Given records:
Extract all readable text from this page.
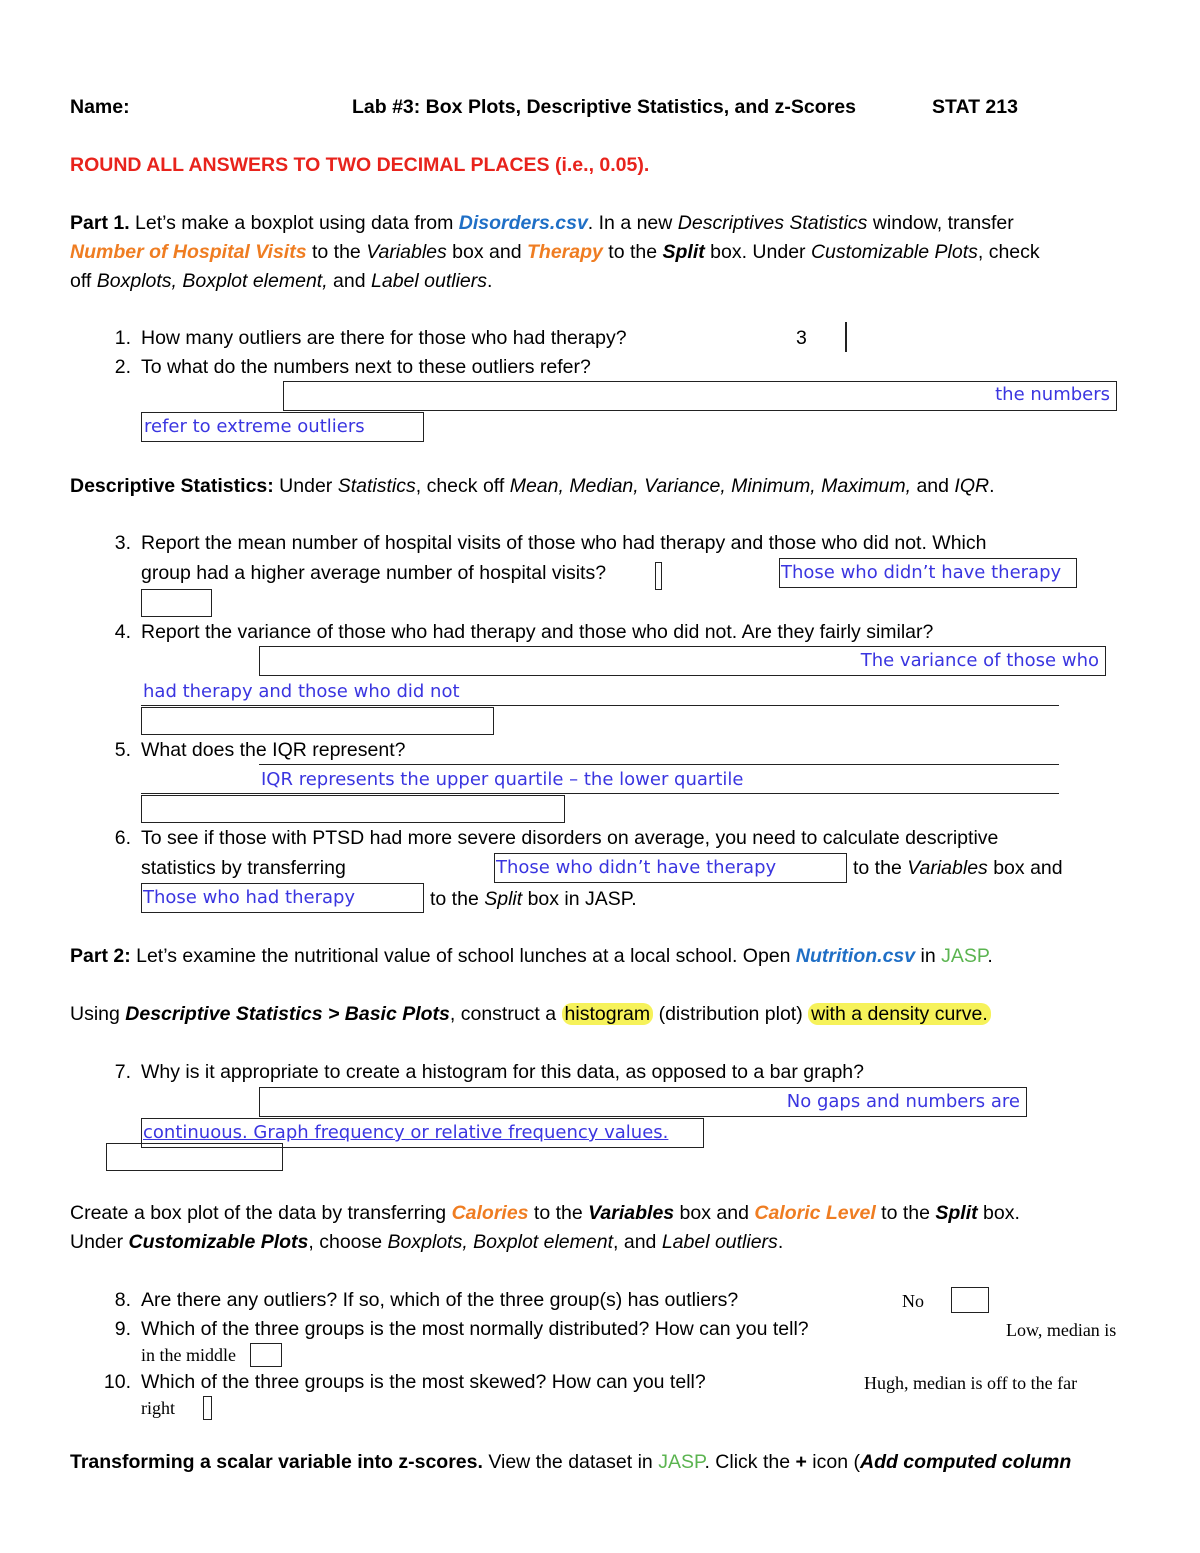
Name:	Lab #3: Box Plots, Descriptive Statistics, and z-Scores	STAT 213
ROUND ALL ANSWERS TO TWO DECIMAL PLACES (i.e., 0.05).
Part 1. Let’s make a boxplot using data from Disorders.csv. In a new Descriptives Statistics window, transfer
Number of Hospital Visits to the Variables box and Therapy to the Split box. Under Customizable Plots, check
off Boxplots, Boxplot element, and Label outliers.
1. How many outliers are there for those who had therapy?	3
2. To what do the numbers next to these outliers refer?
the numbers
refer to extreme outliers
Descriptive Statistics: Under Statistics, check off Mean, Median, Variance, Minimum, Maximum, and IQR.
3. Report the mean number of hospital visits of those who had therapy and those who did not. Which
group had a higher average number of hospital visits?	Those who didn’t have therapy
4. Report the variance of those who had therapy and those who did not. Are they fairly similar?
The variance of those who
had therapy and those who did not
5. What does the IQR represent?
IQR represents the upper quartile – the lower quartile
6. To see if those with PTSD had more severe disorders on average, you need to calculate descriptive
statistics by transferring	Those who didn’t have therapy	to the Variables box and
Those who had therapy	to the Split box in JASP.
Part 2: Let’s examine the nutritional value of school lunches at a local school. Open Nutrition.csv in JASP.
Using Descriptive Statistics > Basic Plots, construct a histogram (distribution plot) with a density curve.
7. Why is it appropriate to create a histogram for this data, as opposed to a bar graph?
No gaps and numbers are
continuous. Graph frequency or relative frequency values.
Create a box plot of the data by transferring Calories to the Variables box and Caloric Level to the Split box.
Under Customizable Plots, choose Boxplots, Boxplot element, and Label outliers.
8. Are there any outliers? If so, which of the three group(s) has outliers?	No
9. Which of the three groups is the most normally distributed? How can you tell?	Low, median is
in the middle
10. Which of the three groups is the most skewed? How can you tell?	Hugh, median is off to the far
right
Transforming a scalar variable into z-scores. View the dataset in JASP. Click the + icon (Add computed column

Task directions: All of the entries above should be duplicated exactly, except for the pictures.

The completed task:
Extract all readable text from this page.
Name:	Lab #3: Box Plots, Descriptive Statistics, and z-Scores	STAT 213
ROUND ALL ANSWERS TO TWO DECIMAL PLACES (i.e., 0.05).
Part 1. Let’s make a boxplot using data from Disorders.csv. In a new Descriptives Statistics window, transfer
Number of Hospital Visits to the Variables box and Therapy to the Split box. Under Customizable Plots, check
off Boxplots, Boxplot element, and Label outliers.
1. How many outliers are there for those who had therapy?	3
2. To what do the numbers next to these outliers refer?
the numbers
refer to extreme outliers
Descriptive Statistics: Under Statistics, check off Mean, Median, Variance, Minimum, Maximum, and IQR.
3. Report the mean number of hospital visits of those who had therapy and those who did not. Which
group had a higher average number of hospital visits?	Those who didn’t have therapy
4. Report the variance of those who had therapy and those who did not. Are they fairly similar?
The variance of those who
had therapy and those who did not
5. What does the IQR represent?
IQR represents the upper quartile – the lower quartile
6. To see if those with PTSD had more severe disorders on average, you need to calculate descriptive
statistics by transferring	Those who didn’t have therapy	to the Variables box and
Those who had therapy	to the Split box in JASP.
Part 2: Let’s examine the nutritional value of school lunches at a local school. Open Nutrition.csv in JASP.
Using Descriptive Statistics > Basic Plots, construct a histogram (distribution plot) with a density curve.
7. Why is it appropriate to create a histogram for this data, as opposed to a bar graph?
No gaps and numbers are
continuous. Graph frequency or relative frequency values.
Create a box plot of the data by transferring Calories to the Variables box and Caloric Level to the Split box.
Under Customizable Plots, choose Boxplots, Boxplot element, and Label outliers.
8. Are there any outliers? If so, which of the three group(s) has outliers?	No
9. Which of the three groups is the most normally distributed? How can you tell?	Low, median is
in the middle
10. Which of the three groups is the most skewed? How can you tell?	Hugh, median is off to the far
right
Transforming a scalar variable into z-scores. View the dataset in JASP. Click the + icon (Add computed column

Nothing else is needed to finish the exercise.